■ **Written instruction**
In the forum post about TChain and TDSet, rewrite the passage between "TDSet, TChain etc" and "availableOnly=kFALSE, TCollection *badlist=0)", inclusive, putting "dud" wherever "zombie" appears.

■ **Passage**
■ ■ ■ ■ ■ ■ ■
TDSet, TChain etc

Hi experts,
I would like to produce a chain with several thousand files, and pass it to a selector. But when you add files to a chain you do so by name, which hides bad files. You must either open the file manually to make sure it is not a zombie, or add non-existent or corrupted files to the chain.

Perhaps a better way to do this is to pass a TDSet, and adding only those files to it that are “staged” and “non-corrupted”. In the documentation this is the method below:
Bool_t TDSet::Add (TCollection *fileinfo, const char *meta=0, Bool_t availableOnly=kFALSE, TCollection *badlist=0)

Question 1) What does it mean and how do I “stage” the TDSet?

Question 2) Is there a way (like dataDir.GetListOfFiles()) to get a collection of TFiles instead of TSystemFiles? Or interpreting the TSystemFiles as TFiles? (see my error below)

Question 3) Generally, how do I make use of the “availableOnly” flag to get only good files in my TDSet?

A code snippet from my program is:

  TChain *inTree=new TChain("mytree");
  inTree->Add(fileName);
  
  TString dataPath;
  dataPath="/scratch/mgv4ce/rootfiles/";
  TSystemDirectory dataDir(dataPath, dataPath);
  TList *flist = dataDir.GetListOfFiles();
  TDSet *data= new TDSet();
  data->Add(flist,0,kTRUE,0);
  
  mySelector *s=new mySelector();
  Long64_t nentries=1000000000;
  Option_t *option="";
  proof->Process(data,s,option,nentries,0); //this says the data is empty
  //inTree->Process(s,option,nentries,0);  //this works just fine

The error I get is

Warning in <TDSet::Add>: found object fo unexpected type TSystemFile - ignoring
Warning in <TDSet::Add>: found object fo unexpected type TSystemFile - ignoring
Warning in <TDSet::Add>: found object fo unexpected type TSystemFile - ignoring
...etc
Error in <TDataSetManagerFile::ParseUri>: DataSet name is empty
Error in <TProofLite::Process>: from AssertDataSet: no dataset(s) found on the master corresponding to: 

Many thanks for the help!
■ ■ ■ ■ ■ ■ ■
■ **Information shown**
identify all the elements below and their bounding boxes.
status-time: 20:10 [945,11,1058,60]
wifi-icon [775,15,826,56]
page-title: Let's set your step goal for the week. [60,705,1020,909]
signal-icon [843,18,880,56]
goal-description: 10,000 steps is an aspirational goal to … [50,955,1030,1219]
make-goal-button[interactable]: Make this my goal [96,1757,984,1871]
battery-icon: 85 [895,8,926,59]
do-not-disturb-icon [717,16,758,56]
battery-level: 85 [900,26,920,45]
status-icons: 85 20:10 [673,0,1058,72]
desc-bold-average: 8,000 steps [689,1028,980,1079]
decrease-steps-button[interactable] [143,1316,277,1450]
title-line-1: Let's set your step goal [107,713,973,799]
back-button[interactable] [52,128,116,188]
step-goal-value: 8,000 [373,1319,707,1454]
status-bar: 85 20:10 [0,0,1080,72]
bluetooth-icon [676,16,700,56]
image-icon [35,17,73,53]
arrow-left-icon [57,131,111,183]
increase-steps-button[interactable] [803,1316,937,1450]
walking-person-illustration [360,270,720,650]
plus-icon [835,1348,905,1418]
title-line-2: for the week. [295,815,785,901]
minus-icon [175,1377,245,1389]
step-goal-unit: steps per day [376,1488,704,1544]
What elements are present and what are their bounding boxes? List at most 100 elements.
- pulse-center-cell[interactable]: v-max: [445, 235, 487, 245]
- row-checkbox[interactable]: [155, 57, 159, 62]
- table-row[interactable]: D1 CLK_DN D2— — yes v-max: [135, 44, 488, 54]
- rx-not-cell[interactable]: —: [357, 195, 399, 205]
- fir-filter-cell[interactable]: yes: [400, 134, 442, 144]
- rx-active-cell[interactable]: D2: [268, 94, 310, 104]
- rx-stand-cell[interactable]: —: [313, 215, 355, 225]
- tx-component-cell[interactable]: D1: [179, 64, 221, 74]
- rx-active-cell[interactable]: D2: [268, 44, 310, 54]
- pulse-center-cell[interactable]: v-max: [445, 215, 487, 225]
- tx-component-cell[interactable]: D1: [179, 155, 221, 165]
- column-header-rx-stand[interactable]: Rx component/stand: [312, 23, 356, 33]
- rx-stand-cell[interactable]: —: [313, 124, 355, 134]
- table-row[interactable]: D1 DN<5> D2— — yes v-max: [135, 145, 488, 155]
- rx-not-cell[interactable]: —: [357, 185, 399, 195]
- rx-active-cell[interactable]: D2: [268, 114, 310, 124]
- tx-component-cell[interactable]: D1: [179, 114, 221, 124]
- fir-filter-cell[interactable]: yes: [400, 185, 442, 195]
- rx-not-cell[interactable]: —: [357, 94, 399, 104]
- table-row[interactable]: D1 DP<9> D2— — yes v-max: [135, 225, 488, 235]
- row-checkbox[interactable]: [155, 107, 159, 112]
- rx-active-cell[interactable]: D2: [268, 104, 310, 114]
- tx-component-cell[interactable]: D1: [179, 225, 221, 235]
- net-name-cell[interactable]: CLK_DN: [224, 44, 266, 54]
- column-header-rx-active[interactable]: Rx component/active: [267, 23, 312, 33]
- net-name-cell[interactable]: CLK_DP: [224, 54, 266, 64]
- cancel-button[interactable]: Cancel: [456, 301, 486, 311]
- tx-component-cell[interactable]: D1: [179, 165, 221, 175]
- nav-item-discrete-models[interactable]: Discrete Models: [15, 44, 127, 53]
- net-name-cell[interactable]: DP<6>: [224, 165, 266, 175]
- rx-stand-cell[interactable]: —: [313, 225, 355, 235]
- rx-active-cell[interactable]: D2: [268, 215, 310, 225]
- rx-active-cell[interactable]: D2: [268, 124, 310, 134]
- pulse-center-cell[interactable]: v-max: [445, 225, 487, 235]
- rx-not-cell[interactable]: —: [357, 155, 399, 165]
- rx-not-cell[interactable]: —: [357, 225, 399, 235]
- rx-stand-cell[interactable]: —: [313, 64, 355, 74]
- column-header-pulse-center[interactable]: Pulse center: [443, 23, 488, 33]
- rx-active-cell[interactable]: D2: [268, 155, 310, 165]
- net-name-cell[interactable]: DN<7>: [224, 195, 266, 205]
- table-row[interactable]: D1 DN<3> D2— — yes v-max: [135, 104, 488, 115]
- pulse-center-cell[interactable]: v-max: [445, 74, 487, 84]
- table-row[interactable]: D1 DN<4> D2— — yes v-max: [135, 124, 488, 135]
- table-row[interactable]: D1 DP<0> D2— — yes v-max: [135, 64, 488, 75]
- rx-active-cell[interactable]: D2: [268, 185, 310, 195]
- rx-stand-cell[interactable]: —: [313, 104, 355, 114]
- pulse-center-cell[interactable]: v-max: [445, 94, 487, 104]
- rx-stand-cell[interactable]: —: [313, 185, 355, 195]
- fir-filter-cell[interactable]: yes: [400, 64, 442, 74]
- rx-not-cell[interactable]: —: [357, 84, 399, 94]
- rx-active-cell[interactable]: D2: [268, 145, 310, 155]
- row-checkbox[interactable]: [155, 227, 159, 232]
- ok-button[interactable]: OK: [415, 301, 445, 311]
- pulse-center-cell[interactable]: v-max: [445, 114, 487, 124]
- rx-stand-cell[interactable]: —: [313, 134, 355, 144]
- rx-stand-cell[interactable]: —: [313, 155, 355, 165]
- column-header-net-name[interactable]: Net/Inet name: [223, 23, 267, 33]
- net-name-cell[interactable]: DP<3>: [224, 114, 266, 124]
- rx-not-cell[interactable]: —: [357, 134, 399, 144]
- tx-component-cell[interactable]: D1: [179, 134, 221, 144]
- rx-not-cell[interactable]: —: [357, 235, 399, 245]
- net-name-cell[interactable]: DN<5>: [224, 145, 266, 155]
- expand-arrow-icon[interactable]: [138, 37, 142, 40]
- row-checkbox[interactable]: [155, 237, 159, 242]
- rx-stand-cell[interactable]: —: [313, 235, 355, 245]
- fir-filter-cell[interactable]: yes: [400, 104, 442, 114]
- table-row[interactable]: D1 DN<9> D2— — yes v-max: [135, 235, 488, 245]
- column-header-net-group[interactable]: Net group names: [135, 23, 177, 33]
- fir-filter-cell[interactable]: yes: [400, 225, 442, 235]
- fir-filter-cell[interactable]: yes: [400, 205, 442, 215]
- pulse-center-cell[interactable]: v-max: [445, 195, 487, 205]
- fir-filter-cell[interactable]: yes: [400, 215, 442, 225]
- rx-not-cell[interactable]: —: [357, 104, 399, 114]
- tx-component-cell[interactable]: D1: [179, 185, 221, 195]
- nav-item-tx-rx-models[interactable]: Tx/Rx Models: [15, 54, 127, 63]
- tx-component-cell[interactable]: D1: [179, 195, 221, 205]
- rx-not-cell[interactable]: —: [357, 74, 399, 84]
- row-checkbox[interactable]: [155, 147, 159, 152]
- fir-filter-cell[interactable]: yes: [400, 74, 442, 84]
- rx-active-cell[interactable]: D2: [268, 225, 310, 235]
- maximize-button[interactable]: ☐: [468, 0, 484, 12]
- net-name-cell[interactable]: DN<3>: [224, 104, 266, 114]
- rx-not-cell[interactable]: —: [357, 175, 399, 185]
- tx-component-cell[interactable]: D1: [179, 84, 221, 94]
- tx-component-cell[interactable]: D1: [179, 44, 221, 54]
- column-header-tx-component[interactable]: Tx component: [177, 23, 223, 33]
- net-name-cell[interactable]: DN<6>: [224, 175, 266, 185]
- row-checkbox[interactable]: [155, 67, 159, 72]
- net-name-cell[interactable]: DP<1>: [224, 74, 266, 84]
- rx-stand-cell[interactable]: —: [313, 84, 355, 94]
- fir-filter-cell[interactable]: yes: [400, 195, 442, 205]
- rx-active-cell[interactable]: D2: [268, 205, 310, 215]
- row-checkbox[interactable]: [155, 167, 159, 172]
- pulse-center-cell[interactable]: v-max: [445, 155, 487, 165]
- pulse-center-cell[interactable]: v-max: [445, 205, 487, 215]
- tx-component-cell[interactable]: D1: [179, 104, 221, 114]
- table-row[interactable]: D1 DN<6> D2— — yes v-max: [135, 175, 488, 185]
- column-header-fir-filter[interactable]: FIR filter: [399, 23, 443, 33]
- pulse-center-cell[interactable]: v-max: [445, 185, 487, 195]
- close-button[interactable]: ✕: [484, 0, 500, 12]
■ ■ ■ ■ ■ ■ ■
■ **Response**
TDSet, TChain etc

Hi experts,
I would like to produce a chain with several thousand files, and pass it to a selector. But when you add files to a chain you do so by name, which hides bad files. You must either open the file manually to make sure it is not a dud, or add non-existent or corrupted files to the chain.

Perhaps a better way to do this is to pass a TDSet, and adding only those files to it that are “staged” and “non-corrupted”. In the documentation this is the method below:
Bool_t TDSet::Add (TCollection *fileinfo, const char *meta=0, Bool_t availableOnly=kFALSE, TCollection *badlist=0)